====== RECORDS FOR THIS TASK ======

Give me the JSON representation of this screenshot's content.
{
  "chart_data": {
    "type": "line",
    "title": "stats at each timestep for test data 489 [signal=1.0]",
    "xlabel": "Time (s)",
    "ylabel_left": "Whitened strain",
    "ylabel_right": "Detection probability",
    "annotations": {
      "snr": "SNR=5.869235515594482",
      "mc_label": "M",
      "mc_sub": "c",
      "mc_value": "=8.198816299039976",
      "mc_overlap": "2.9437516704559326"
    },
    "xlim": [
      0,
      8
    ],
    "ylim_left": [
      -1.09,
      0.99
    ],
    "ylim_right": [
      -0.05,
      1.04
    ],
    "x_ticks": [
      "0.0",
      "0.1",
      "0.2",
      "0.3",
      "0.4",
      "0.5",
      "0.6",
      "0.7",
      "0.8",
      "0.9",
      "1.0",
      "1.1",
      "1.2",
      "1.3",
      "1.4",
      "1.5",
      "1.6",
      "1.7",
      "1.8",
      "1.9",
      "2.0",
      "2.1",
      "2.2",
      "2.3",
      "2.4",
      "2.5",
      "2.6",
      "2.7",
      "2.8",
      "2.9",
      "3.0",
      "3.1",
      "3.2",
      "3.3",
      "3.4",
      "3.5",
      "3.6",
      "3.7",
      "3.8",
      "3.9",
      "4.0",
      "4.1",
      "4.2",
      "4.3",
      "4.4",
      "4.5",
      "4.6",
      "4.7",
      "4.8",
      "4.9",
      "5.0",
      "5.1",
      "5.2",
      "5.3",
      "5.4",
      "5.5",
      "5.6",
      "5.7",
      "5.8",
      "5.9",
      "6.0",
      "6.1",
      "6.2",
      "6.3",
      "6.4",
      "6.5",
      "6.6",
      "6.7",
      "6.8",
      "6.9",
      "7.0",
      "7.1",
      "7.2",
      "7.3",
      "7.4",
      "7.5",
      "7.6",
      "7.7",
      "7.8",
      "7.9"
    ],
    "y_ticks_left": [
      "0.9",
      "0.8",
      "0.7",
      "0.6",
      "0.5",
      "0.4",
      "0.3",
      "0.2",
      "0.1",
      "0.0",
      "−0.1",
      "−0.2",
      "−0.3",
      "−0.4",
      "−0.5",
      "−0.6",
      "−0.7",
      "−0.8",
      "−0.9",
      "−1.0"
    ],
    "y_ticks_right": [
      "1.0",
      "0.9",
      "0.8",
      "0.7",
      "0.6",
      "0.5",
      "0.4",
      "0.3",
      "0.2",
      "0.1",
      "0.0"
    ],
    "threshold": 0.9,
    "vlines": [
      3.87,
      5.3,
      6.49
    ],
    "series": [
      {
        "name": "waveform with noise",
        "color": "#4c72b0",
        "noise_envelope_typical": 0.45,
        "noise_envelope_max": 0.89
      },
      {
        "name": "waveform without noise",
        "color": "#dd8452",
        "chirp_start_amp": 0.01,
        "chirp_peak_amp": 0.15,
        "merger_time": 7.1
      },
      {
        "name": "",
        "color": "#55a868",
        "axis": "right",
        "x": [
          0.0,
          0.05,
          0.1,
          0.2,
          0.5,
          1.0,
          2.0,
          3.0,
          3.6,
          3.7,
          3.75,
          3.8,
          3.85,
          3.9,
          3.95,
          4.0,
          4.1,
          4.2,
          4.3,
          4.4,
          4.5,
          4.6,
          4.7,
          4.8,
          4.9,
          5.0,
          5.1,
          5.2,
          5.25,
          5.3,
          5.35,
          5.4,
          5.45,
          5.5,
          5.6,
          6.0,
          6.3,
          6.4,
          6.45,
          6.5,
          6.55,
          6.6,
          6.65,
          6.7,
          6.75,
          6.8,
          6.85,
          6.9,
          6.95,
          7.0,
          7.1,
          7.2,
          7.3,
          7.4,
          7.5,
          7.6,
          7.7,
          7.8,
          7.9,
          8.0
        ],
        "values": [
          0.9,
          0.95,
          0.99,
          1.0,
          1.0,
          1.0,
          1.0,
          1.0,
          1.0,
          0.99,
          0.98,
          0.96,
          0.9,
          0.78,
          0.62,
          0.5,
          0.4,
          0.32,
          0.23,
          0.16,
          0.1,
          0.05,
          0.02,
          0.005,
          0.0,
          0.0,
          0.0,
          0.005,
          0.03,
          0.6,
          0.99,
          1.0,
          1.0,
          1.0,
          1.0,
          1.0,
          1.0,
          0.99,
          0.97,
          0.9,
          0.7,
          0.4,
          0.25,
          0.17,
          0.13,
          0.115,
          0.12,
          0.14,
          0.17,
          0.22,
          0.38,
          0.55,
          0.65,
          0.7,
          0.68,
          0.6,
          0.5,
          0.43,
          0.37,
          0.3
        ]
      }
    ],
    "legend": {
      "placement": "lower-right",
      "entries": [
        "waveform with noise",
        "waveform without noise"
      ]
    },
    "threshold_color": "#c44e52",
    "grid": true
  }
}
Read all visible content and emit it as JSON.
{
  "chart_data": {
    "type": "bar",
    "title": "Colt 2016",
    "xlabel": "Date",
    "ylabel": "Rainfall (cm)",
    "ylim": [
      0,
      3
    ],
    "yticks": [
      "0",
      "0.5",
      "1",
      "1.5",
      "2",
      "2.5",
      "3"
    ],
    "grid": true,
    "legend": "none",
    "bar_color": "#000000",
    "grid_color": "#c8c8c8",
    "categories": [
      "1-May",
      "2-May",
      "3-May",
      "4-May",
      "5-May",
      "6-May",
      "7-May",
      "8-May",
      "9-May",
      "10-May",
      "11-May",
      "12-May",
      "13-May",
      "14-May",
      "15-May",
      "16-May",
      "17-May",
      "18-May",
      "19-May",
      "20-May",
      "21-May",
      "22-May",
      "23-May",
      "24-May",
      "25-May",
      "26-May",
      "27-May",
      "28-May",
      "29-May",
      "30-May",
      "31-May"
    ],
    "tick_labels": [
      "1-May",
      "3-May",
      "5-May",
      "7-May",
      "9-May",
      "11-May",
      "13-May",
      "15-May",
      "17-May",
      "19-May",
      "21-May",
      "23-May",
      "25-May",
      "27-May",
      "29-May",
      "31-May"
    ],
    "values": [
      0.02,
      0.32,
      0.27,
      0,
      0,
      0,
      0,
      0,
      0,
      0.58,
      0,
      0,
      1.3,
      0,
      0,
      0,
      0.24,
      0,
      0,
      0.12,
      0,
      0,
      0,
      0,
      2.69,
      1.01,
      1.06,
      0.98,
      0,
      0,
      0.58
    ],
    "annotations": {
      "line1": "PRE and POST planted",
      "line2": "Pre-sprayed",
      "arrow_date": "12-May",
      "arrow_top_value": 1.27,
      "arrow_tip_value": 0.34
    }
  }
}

======

INSTRUCTIONS FOR THE TASK: From the entries above, copy every line containing the word "content".

SOLUTION TO THE PROBLEM:
Give me the JSON representation of this screenshot's content.
Read all visible content and emit it as JSON.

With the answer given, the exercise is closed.